Written problem.
Retype each line of the material exactly, please, skipping any picture in it.

Dataset.
───
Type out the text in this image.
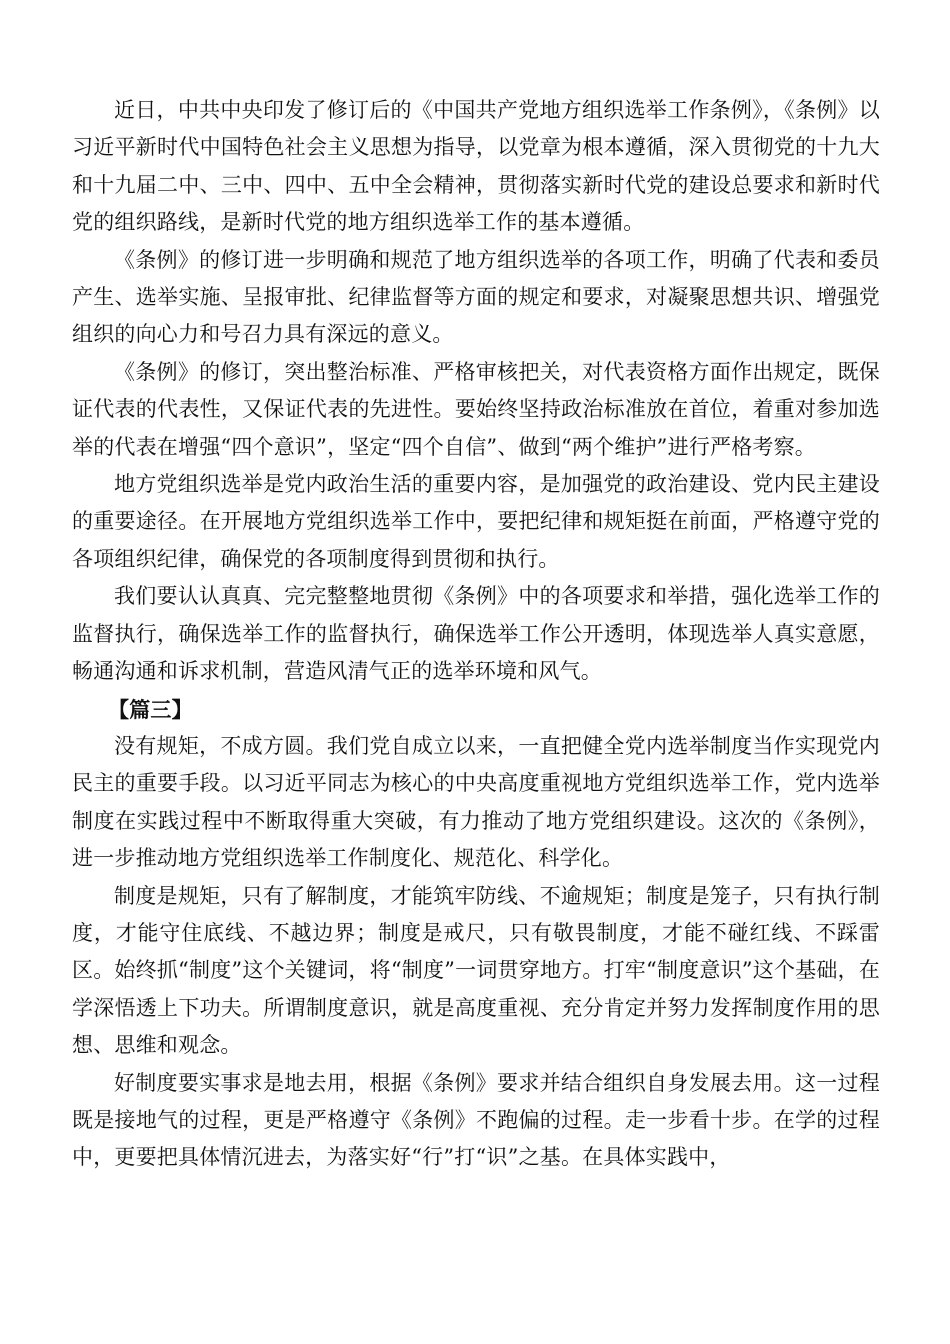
近日，中共中央印发了修订后的《中国共产党地方组织选举工作条例》，《条例》以习近平新时代中国特色社会主义思想为指导，以党章为根本遵循，深入贯彻党的十九大和十九届二中、三中、四中、五中全会精神，贯彻落实新时代党的建设总要求和新时代党的组织路线，是新时代党的地方组织选举工作的基本遵循。

《条例》的修订进一步明确和规范了地方组织选举的各项工作，明确了代表和委员产生、选举实施、呈报审批、纪律监督等方面的规定和要求，对凝聚思想共识、增强党组织的向心力和号召力具有深远的意义。

《条例》的修订，突出整治标准、严格审核把关，对代表资格方面作出规定，既保证代表的代表性，又保证代表的先进性。要始终坚持政治标准放在首位，着重对参加选举的代表在增强“四个意识”，坚定“四个自信”、做到“两个维护”进行严格考察。

地方党组织选举是党内政治生活的重要内容，是加强党的政治建设、党内民主建设的重要途径。在开展地方党组织选举工作中，要把纪律和规矩挺在前面，严格遵守党的各项组织纪律，确保党的各项制度得到贯彻和执行。

我们要认认真真、完完整整地贯彻《条例》中的各项要求和举措，强化选举工作的监督执行，确保选举工作的监督执行，确保选举工作公开透明，体现选举人真实意愿，畅通沟通和诉求机制，营造风清气正的选举环境和风气。

【篇三】

没有规矩，不成方圆。我们党自成立以来，一直把健全党内选举制度当作实现党内民主的重要手段。以习近平同志为核心的中央高度重视地方党组织选举工作，党内选举制度在实践过程中不断取得重大突破，有力推动了地方党组织建设。这次的《条例》，进一步推动地方党组织选举工作制度化、规范化、科学化。

制度是规矩，只有了解制度，才能筑牢防线、不逾规矩；制度是笼子，只有执行制度，才能守住底线、不越边界；制度是戒尺，只有敬畏制度，才能不碰红线、不踩雷区。始终抓“制度”这个关键词，将“制度”一词贯穿地方。打牢“制度意识”这个基础，在学深悟透上下功夫。所谓制度意识，就是高度重视、充分肯定并努力发挥制度作用的思想、思维和观念。

好制度要实事求是地去用，根据《条例》要求并结合组织自身发展去用。这一过程既是接地气的过程，更是严格遵守《条例》不跑偏的过程。走一步看十步。在学的过程中，更要把具体情沉进去，为落实好“行”打“识”之基。在具体实践中，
───
Result.
Type out the text in this image.
近日，中共中央印发了修订后的《中国共产党地方组织选举工作条例》，《条例》以习近平新时代中国特色社会主义思想为指导，以党章为根本遵循，深入贯彻党的十九大和十九届二中、三中、四中、五中全会精神，贯彻落实新时代党的建设总要求和新时代党的组织路线，是新时代党的地方组织选举工作的基本遵循。

《条例》的修订进一步明确和规范了地方组织选举的各项工作，明确了代表和委员产生、选举实施、呈报审批、纪律监督等方面的规定和要求，对凝聚思想共识、增强党组织的向心力和号召力具有深远的意义。

《条例》的修订，突出整治标准、严格审核把关，对代表资格方面作出规定，既保证代表的代表性，又保证代表的先进性。要始终坚持政治标准放在首位，着重对参加选举的代表在增强“四个意识”，坚定“四个自信”、做到“两个维护”进行严格考察。

地方党组织选举是党内政治生活的重要内容，是加强党的政治建设、党内民主建设的重要途径。在开展地方党组织选举工作中，要把纪律和规矩挺在前面，严格遵守党的各项组织纪律，确保党的各项制度得到贯彻和执行。

我们要认认真真、完完整整地贯彻《条例》中的各项要求和举措，强化选举工作的监督执行，确保选举工作的监督执行，确保选举工作公开透明，体现选举人真实意愿，畅通沟通和诉求机制，营造风清气正的选举环境和风气。

【篇三】

没有规矩，不成方圆。我们党自成立以来，一直把健全党内选举制度当作实现党内民主的重要手段。以习近平同志为核心的中央高度重视地方党组织选举工作，党内选举制度在实践过程中不断取得重大突破，有力推动了地方党组织建设。这次的《条例》，进一步推动地方党组织选举工作制度化、规范化、科学化。

制度是规矩，只有了解制度，才能筑牢防线、不逾规矩；制度是笼子，只有执行制度，才能守住底线、不越边界；制度是戒尺，只有敬畏制度，才能不碰红线、不踩雷区。始终抓“制度”这个关键词，将“制度”一词贯穿地方。打牢“制度意识”这个基础，在学深悟透上下功夫。所谓制度意识，就是高度重视、充分肯定并努力发挥制度作用的思想、思维和观念。

好制度要实事求是地去用，根据《条例》要求并结合组织自身发展去用。这一过程既是接地气的过程，更是严格遵守《条例》不跑偏的过程。走一步看十步。在学的过程中，更要把具体情沉进去，为落实好“行”打“识”之基。在具体实践中，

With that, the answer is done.